*** EXERCISE INPUTS ***

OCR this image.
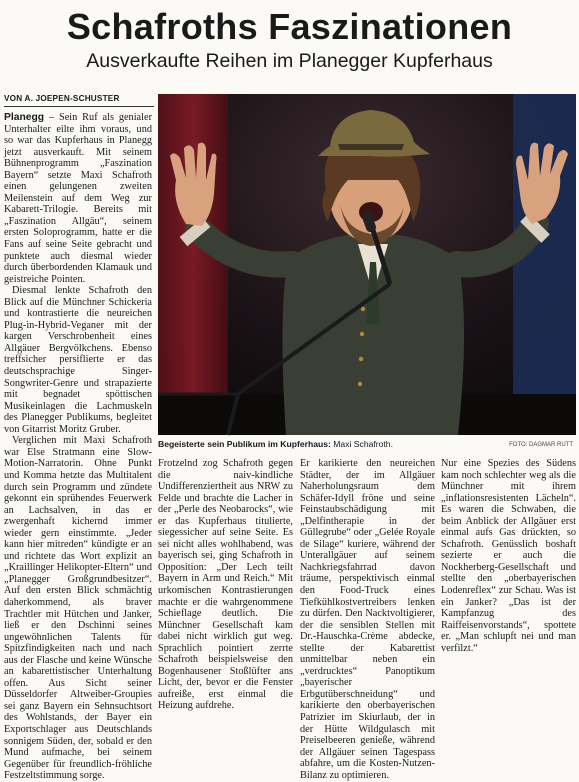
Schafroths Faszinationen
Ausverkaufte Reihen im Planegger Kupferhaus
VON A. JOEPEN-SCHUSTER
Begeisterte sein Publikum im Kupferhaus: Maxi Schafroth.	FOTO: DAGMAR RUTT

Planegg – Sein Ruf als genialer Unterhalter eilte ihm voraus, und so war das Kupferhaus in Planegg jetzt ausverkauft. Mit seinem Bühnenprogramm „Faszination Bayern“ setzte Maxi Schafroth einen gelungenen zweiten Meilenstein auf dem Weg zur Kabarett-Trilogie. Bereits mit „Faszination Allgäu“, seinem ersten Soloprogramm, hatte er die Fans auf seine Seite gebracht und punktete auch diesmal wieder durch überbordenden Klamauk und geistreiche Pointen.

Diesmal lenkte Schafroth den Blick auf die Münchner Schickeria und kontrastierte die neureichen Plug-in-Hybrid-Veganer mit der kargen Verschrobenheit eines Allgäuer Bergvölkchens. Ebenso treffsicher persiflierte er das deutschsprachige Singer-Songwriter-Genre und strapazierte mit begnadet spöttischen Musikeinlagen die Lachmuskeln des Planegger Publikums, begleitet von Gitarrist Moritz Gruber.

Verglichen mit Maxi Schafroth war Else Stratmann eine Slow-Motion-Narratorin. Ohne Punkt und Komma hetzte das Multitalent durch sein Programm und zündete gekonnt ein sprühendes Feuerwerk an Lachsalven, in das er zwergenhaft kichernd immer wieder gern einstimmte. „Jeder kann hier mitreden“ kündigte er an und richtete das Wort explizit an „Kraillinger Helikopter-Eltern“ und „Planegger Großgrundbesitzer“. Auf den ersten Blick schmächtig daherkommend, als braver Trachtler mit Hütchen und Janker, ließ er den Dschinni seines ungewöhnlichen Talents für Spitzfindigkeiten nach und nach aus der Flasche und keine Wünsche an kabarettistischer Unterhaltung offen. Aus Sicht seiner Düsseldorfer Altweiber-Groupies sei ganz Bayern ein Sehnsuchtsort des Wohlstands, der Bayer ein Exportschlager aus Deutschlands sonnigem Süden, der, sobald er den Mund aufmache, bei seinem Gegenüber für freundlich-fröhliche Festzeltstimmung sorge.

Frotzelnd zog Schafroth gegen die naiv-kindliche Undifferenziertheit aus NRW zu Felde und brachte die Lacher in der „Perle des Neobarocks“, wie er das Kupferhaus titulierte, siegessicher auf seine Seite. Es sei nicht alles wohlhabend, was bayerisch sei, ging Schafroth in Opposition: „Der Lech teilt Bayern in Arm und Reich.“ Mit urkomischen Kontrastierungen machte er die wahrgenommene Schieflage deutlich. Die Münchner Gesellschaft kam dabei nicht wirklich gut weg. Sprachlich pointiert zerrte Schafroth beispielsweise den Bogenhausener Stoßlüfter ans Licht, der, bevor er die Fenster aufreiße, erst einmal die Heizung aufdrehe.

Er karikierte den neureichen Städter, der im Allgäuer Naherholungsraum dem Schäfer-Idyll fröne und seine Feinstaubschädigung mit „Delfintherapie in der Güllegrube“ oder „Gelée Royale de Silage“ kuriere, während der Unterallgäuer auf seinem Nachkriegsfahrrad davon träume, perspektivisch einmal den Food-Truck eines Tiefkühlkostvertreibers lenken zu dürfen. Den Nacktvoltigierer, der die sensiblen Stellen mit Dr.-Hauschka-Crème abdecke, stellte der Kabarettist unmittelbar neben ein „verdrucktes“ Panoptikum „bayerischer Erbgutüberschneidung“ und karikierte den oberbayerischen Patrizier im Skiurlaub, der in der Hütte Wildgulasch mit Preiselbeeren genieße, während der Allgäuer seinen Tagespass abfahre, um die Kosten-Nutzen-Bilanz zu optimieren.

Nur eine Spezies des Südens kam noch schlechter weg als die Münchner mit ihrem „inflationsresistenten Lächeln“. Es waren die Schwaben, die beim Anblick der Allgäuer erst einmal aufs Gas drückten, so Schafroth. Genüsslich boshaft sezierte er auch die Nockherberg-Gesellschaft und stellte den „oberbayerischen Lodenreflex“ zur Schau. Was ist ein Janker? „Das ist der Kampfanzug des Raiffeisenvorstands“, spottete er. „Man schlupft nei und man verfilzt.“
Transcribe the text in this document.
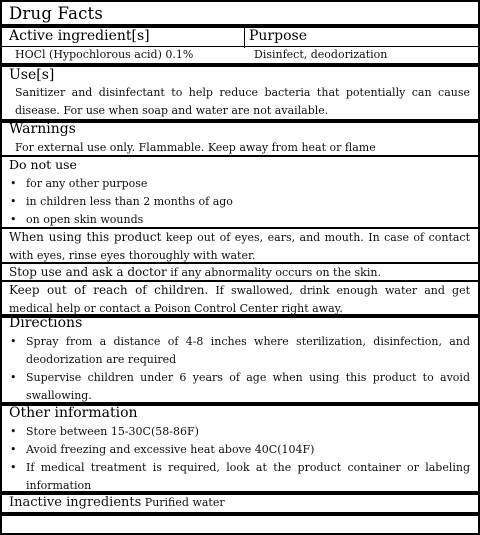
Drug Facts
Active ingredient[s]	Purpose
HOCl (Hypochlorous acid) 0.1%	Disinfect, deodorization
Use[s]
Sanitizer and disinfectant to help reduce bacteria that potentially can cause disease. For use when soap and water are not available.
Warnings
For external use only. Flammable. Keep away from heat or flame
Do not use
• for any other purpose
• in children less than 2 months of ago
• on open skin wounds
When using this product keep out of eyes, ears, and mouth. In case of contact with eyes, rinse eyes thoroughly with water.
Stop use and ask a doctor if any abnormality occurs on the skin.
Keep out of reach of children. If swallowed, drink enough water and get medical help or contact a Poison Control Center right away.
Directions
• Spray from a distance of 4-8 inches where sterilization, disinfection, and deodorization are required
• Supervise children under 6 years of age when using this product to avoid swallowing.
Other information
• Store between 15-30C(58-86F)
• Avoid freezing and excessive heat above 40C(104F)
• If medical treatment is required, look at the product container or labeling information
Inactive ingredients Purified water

*** End of EXERCISE INPUTS ***

Some of the data mentions "help". Copy every line where it does.

Sanitizer and disinfectant to help reduce bacteria that potentially can cause disease. For use when soap and water are not available.
Keep out of reach of children. If swallowed, drink enough water and get medical help or contact a Poison Control Center right away.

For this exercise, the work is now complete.